— Objective —
Check every line below for the word "Gimnazjum" and copy each one that has it.

##### Stored records #####

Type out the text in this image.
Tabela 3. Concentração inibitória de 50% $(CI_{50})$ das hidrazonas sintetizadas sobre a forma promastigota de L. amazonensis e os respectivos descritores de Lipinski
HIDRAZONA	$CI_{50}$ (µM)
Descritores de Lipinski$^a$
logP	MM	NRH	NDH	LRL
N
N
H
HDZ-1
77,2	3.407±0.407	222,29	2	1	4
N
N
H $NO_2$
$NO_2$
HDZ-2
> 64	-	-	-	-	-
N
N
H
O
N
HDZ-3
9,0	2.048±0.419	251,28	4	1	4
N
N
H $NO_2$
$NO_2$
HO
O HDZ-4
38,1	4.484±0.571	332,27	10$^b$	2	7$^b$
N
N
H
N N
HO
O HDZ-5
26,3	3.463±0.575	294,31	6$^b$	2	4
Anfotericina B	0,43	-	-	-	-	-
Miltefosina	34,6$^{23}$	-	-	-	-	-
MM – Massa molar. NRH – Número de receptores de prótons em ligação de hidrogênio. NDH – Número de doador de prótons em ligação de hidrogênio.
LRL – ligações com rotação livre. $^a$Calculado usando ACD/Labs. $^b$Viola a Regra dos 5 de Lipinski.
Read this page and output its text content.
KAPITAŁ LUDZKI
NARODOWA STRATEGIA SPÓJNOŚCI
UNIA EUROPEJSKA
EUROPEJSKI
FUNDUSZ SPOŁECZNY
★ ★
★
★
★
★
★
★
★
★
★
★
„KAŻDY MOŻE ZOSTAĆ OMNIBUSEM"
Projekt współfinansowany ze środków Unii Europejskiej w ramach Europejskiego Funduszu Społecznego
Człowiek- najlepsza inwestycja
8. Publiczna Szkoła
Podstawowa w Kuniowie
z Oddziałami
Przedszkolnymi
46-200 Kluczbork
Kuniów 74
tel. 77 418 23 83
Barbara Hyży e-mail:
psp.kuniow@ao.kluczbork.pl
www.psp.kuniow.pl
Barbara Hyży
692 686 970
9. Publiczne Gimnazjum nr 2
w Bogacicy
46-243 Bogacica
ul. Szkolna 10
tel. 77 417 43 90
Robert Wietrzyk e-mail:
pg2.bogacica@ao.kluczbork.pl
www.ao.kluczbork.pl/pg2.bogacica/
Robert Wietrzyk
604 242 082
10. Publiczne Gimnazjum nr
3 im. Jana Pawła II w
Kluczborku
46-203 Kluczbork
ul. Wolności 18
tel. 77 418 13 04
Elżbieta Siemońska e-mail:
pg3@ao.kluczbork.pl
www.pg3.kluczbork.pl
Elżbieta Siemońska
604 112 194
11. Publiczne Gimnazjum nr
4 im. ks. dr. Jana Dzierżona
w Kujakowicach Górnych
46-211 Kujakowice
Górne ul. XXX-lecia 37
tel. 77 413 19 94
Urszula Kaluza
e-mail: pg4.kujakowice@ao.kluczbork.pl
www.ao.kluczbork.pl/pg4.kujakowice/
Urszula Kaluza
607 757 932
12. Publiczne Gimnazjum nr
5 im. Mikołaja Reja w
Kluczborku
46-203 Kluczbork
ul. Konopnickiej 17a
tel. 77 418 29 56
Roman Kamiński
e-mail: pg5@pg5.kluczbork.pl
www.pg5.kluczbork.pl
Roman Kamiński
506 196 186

#####

— Response below —
9. Publiczne Gimnazjum nr 2
10. Publiczne Gimnazjum nr
11. Publiczne Gimnazjum nr
12. Publiczne Gimnazjum nr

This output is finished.